### The problem
In the data below, locate each line with the word "Diagonal" and list it.

----- Supplied data

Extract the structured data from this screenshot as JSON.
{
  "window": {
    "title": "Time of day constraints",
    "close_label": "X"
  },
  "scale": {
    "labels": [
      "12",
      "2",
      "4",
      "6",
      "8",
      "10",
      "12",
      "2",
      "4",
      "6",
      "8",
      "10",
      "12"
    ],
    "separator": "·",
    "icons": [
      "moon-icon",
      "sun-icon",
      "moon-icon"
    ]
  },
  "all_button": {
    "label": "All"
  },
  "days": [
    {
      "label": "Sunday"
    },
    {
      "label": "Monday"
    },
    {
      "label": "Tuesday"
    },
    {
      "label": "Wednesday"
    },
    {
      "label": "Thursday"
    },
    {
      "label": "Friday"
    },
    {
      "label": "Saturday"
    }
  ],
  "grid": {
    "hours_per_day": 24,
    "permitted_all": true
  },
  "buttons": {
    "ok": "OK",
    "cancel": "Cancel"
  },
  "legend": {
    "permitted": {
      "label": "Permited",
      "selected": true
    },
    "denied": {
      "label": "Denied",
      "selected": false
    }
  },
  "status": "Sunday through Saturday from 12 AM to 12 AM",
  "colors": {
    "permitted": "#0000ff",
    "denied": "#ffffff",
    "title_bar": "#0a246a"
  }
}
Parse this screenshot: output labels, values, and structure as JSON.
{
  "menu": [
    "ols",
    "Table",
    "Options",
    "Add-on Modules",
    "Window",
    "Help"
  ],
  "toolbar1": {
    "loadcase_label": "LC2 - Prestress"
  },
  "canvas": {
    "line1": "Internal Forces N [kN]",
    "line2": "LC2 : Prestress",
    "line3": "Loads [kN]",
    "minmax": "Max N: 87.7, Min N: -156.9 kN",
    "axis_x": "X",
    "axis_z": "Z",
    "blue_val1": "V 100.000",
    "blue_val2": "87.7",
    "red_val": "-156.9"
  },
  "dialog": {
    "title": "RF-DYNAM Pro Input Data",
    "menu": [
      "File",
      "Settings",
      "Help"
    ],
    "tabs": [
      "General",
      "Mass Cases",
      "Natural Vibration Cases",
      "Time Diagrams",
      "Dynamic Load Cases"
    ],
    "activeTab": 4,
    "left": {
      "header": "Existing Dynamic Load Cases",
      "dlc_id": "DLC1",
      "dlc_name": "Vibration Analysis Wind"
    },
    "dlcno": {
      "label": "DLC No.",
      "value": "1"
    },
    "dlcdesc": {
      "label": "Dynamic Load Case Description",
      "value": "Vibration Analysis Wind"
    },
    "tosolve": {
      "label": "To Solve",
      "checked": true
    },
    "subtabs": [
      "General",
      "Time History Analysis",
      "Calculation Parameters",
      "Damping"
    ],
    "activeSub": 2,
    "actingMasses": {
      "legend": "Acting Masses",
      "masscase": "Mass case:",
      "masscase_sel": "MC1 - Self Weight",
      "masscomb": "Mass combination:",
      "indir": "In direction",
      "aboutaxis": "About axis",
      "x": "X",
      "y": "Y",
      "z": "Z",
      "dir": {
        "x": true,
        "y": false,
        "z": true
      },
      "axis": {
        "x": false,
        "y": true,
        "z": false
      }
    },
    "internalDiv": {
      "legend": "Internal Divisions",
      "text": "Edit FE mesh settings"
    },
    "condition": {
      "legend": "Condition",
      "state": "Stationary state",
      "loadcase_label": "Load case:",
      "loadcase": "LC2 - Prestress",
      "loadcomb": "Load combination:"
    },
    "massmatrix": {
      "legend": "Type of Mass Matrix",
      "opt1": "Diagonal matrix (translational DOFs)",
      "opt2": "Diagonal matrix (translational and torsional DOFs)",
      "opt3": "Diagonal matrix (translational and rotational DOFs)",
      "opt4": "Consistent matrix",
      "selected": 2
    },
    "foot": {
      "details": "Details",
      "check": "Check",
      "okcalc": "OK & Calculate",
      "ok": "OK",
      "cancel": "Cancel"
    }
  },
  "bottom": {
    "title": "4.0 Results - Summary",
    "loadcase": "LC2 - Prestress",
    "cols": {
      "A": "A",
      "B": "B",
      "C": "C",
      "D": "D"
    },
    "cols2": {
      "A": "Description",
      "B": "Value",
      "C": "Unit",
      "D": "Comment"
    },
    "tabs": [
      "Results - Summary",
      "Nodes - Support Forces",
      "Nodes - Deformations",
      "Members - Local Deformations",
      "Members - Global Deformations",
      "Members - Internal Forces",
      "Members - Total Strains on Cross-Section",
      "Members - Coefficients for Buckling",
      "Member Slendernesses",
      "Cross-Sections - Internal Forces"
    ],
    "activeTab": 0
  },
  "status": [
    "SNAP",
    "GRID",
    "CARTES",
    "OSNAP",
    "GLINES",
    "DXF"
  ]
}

----------

### Full output
      "opt1": "Diagonal matrix (translational DOFs)",
      "opt2": "Diagonal matrix (translational and torsional DOFs)",
      "opt3": "Diagonal matrix (translational and rotational DOFs)",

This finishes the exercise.